| PROBLEM STATEMENT |
What follows is a set of entries. Give them again exactly, without the pictures.

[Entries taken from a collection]
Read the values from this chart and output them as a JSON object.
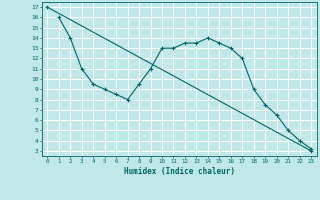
{
  "xlabel": "Humidex (Indice chaleur)",
  "bg_color": "#c0e8e8",
  "grid_color": "#ffffff",
  "line_color": "#006666",
  "xlim": [
    -0.5,
    23.5
  ],
  "ylim": [
    2.5,
    17.5
  ],
  "xticks": [
    0,
    1,
    2,
    3,
    4,
    5,
    6,
    7,
    8,
    9,
    10,
    11,
    12,
    13,
    14,
    15,
    16,
    17,
    18,
    19,
    20,
    21,
    22,
    23
  ],
  "yticks": [
    3,
    4,
    5,
    6,
    7,
    8,
    9,
    10,
    11,
    12,
    13,
    14,
    15,
    16,
    17
  ],
  "line1_x": [
    0,
    23
  ],
  "line1_y": [
    17,
    3.0
  ],
  "line2_x": [
    1,
    2,
    3,
    4,
    5,
    6,
    7,
    8,
    9,
    10,
    11,
    12,
    13,
    14,
    15,
    16,
    17,
    18,
    19,
    20,
    21,
    22,
    23
  ],
  "line2_y": [
    16,
    14,
    11,
    9.5,
    9,
    8.5,
    8,
    9.5,
    11,
    13,
    13,
    13.5,
    13.5,
    14,
    13.5,
    13,
    12,
    9,
    7.5,
    6.5,
    5,
    4,
    3.2
  ]
}
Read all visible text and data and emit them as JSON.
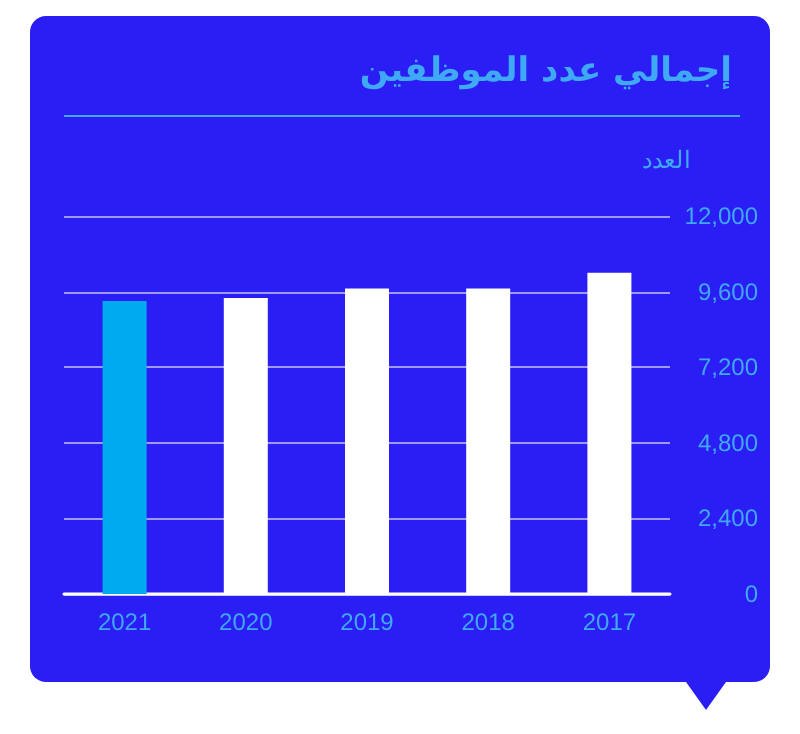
{
  "chart_data": {
    "type": "bar",
    "title": "إجمالي عدد الموظفين",
    "ylabel": "العدد",
    "categories": [
      "2021",
      "2020",
      "2019",
      "2018",
      "2017"
    ],
    "values": [
      9300,
      9400,
      9700,
      9700,
      10200
    ],
    "colors": [
      "#00aaf0",
      "#ffffff",
      "#ffffff",
      "#ffffff",
      "#ffffff"
    ],
    "ylim": [
      0,
      12000
    ],
    "yticks": [
      0,
      {
        "value": 2400,
        "label": "2,400"
      },
      {
        "value": 4800,
        "label": "4,800"
      },
      {
        "value": 7200,
        "label": "7,200"
      },
      {
        "value": 9600,
        "label": "9,600"
      },
      {
        "value": 12000,
        "label": "12,000"
      }
    ],
    "grid": "y"
  }
}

| WORKED SOLUTION |
Read the values from this chart and output them as a JSON object.
{
  "xlabel": "Humidex (Indice chaleur)",
  "bg_color": "#c0e8e8",
  "grid_color": "#ffffff",
  "line_color": "#006666",
  "xlim": [
    -0.5,
    23.5
  ],
  "ylim": [
    2.5,
    17.5
  ],
  "xticks": [
    0,
    1,
    2,
    3,
    4,
    5,
    6,
    7,
    8,
    9,
    10,
    11,
    12,
    13,
    14,
    15,
    16,
    17,
    18,
    19,
    20,
    21,
    22,
    23
  ],
  "yticks": [
    3,
    4,
    5,
    6,
    7,
    8,
    9,
    10,
    11,
    12,
    13,
    14,
    15,
    16,
    17
  ],
  "line1_x": [
    0,
    23
  ],
  "line1_y": [
    17,
    3.0
  ],
  "line2_x": [
    1,
    2,
    3,
    4,
    5,
    6,
    7,
    8,
    9,
    10,
    11,
    12,
    13,
    14,
    15,
    16,
    17,
    18,
    19,
    20,
    21,
    22,
    23
  ],
  "line2_y": [
    16,
    14,
    11,
    9.5,
    9,
    8.5,
    8,
    9.5,
    11,
    13,
    13,
    13.5,
    13.5,
    14,
    13.5,
    13,
    12,
    9,
    7.5,
    6.5,
    5,
    4,
    3.2
  ]
}
Read all visible text and data and emit them as JSON.
{
  "chart_data": {
    "type": "bar",
    "title": "إجمالي عدد الموظفين",
    "ylabel": "العدد",
    "categories": [
      "2021",
      "2020",
      "2019",
      "2018",
      "2017"
    ],
    "values": [
      9300,
      9400,
      9700,
      9700,
      10200
    ],
    "colors": [
      "#00aaf0",
      "#ffffff",
      "#ffffff",
      "#ffffff",
      "#ffffff"
    ],
    "ylim": [
      0,
      12000
    ],
    "yticks": [
      0,
      {
        "value": 2400,
        "label": "2,400"
      },
      {
        "value": 4800,
        "label": "4,800"
      },
      {
        "value": 7200,
        "label": "7,200"
      },
      {
        "value": 9600,
        "label": "9,600"
      },
      {
        "value": 12000,
        "label": "12,000"
      }
    ],
    "grid": "y"
  }
}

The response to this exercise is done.